*WHAT YOU WILL DO*:
Reproduce the entries below character for character.

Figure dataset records
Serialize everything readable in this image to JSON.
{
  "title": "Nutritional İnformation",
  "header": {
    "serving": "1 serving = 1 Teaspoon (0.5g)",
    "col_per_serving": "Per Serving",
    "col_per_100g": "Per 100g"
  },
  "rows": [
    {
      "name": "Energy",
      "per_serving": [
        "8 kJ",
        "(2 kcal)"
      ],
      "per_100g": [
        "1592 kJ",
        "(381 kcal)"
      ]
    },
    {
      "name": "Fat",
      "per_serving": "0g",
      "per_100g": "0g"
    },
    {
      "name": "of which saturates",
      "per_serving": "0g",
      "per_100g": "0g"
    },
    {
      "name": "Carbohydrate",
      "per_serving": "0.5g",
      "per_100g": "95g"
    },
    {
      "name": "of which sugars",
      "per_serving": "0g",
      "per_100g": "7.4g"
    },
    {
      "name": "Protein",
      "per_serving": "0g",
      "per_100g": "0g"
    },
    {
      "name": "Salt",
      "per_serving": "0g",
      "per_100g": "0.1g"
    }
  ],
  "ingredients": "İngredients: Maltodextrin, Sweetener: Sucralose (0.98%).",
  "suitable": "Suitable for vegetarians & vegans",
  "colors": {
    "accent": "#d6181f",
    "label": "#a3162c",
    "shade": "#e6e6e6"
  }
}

*REPLY*:
Serialize everything readable in this image to JSON.
{
  "title": "Nutritional İnformation",
  "header": {
    "serving": "1 serving = 1 Teaspoon (0.5g)",
    "col_per_serving": "Per Serving",
    "col_per_100g": "Per 100g"
  },
  "rows": [
    {
      "name": "Energy",
      "per_serving": [
        "8 kJ",
        "(2 kcal)"
      ],
      "per_100g": [
        "1592 kJ",
        "(381 kcal)"
      ]
    },
    {
      "name": "Fat",
      "per_serving": "0g",
      "per_100g": "0g"
    },
    {
      "name": "of which saturates",
      "per_serving": "0g",
      "per_100g": "0g"
    },
    {
      "name": "Carbohydrate",
      "per_serving": "0.5g",
      "per_100g": "95g"
    },
    {
      "name": "of which sugars",
      "per_serving": "0g",
      "per_100g": "7.4g"
    },
    {
      "name": "Protein",
      "per_serving": "0g",
      "per_100g": "0g"
    },
    {
      "name": "Salt",
      "per_serving": "0g",
      "per_100g": "0.1g"
    }
  ],
  "ingredients": "İngredients: Maltodextrin, Sweetener: Sucralose (0.98%).",
  "suitable": "Suitable for vegetarians & vegans",
  "colors": {
    "accent": "#d6181f",
    "label": "#a3162c",
    "shade": "#e6e6e6"
  }
}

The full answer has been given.